DATA SHOWN |
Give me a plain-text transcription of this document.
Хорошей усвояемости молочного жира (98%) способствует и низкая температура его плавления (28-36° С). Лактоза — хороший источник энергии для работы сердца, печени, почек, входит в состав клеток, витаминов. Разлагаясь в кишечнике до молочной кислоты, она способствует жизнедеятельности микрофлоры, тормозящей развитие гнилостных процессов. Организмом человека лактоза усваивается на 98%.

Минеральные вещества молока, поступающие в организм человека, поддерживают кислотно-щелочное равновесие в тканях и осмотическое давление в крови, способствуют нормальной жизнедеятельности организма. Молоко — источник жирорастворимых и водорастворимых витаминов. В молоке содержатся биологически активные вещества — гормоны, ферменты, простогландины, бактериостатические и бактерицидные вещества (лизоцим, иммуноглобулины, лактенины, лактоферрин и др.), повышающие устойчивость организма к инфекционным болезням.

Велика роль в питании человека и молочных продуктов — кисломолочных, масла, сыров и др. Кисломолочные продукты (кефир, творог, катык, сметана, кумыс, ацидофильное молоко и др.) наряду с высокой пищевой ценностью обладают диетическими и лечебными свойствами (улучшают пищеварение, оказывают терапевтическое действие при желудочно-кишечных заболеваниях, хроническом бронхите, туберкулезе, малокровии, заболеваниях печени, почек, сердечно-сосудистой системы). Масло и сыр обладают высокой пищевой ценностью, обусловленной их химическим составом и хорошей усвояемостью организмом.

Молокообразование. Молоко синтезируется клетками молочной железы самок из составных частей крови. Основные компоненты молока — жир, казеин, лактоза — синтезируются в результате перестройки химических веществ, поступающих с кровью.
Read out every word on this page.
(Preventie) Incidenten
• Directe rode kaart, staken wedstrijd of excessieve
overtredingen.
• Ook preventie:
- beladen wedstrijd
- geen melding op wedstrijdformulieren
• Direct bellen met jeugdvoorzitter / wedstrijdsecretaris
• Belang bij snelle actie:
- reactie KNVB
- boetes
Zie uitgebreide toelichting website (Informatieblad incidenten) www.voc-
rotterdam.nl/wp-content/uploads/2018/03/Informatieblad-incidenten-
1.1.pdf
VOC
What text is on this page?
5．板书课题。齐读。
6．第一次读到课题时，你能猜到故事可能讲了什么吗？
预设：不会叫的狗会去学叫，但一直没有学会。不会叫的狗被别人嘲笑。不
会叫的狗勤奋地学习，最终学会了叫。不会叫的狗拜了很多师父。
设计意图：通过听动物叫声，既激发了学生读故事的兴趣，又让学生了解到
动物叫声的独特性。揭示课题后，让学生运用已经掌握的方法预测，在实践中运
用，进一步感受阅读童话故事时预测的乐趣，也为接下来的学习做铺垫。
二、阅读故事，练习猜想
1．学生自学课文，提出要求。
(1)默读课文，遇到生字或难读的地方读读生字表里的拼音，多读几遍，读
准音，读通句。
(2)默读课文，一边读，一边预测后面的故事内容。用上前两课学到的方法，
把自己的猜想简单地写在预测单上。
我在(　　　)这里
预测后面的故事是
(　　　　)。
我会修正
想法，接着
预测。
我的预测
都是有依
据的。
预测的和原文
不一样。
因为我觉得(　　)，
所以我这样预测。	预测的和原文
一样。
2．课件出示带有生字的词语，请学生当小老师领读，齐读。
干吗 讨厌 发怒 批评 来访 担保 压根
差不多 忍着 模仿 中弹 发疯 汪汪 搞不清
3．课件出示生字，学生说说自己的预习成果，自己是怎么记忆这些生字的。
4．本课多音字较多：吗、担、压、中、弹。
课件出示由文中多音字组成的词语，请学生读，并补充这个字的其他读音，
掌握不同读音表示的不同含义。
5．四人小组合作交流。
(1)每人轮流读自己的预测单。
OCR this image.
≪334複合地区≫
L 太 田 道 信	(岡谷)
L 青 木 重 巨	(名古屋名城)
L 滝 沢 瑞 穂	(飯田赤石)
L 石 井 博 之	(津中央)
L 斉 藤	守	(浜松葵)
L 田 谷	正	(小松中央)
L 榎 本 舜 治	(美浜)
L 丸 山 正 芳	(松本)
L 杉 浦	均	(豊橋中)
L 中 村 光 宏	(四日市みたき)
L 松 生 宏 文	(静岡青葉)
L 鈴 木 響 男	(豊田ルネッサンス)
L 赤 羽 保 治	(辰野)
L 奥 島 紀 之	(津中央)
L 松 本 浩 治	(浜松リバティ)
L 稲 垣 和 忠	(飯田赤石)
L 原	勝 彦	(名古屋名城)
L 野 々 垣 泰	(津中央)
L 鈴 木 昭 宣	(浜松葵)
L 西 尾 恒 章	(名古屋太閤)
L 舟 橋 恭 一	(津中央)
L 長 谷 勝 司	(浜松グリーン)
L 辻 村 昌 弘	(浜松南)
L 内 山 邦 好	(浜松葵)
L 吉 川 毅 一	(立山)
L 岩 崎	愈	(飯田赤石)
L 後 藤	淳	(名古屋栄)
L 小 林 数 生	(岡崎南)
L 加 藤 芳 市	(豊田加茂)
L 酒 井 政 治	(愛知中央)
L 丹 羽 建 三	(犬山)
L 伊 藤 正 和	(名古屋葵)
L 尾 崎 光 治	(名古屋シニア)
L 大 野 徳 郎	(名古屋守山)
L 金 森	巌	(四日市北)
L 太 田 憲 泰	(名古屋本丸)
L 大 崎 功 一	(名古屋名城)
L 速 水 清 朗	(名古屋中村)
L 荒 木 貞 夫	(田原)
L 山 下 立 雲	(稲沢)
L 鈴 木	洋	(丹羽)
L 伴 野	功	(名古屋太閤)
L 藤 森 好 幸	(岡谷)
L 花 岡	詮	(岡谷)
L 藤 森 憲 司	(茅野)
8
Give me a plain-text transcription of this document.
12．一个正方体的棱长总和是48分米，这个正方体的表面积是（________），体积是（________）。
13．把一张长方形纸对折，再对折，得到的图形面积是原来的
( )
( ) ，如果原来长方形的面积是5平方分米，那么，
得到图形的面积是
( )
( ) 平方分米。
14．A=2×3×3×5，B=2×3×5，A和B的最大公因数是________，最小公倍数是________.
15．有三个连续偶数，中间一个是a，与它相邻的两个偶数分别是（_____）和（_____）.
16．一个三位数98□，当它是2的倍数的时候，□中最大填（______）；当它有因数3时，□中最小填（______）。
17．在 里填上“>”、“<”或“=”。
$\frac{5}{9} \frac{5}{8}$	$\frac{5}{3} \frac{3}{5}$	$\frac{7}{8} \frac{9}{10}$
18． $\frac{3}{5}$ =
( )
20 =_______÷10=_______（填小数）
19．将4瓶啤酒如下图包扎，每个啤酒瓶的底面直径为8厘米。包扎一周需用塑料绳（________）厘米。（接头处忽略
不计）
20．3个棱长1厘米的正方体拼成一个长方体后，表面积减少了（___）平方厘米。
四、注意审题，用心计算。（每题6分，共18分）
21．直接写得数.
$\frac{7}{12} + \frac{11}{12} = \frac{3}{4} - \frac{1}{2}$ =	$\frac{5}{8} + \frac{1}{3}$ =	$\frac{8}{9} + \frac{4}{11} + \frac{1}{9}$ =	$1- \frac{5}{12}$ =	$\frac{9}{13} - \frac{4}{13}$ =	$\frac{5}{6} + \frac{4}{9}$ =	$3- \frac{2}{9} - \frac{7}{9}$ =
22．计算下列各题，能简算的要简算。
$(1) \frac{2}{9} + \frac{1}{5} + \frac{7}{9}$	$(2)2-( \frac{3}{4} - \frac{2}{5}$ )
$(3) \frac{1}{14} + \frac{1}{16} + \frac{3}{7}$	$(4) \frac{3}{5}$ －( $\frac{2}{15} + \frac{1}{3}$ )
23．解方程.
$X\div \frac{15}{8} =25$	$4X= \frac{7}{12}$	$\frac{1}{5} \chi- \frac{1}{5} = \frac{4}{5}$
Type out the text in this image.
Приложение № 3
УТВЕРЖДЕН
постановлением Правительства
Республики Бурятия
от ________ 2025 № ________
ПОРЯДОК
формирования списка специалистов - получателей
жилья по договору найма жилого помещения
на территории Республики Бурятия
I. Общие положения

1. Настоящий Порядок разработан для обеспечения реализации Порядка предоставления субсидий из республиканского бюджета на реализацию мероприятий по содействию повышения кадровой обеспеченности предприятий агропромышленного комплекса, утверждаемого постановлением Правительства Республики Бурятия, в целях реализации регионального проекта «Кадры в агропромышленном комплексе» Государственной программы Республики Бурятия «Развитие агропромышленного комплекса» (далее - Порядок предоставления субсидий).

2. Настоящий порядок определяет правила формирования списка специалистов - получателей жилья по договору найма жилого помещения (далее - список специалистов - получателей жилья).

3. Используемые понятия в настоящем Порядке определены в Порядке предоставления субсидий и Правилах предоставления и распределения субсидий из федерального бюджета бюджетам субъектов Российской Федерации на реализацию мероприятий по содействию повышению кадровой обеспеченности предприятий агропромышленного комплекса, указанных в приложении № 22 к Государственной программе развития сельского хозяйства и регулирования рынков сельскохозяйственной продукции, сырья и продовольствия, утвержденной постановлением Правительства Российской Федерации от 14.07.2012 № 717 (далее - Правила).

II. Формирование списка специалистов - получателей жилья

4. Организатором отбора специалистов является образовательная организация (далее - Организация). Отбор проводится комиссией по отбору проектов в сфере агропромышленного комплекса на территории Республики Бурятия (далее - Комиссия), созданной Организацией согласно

WHAT TO PRODUCE | In the entries above, locate every line with the word "默读课文" and copy it.

REPLY |
(1)默读课文，遇到生字或难读的地方读读生字表里的拼音，多读几遍，读
(2)默读课文，一边读，一边预测后面的故事内容。用上前两课学到的方法，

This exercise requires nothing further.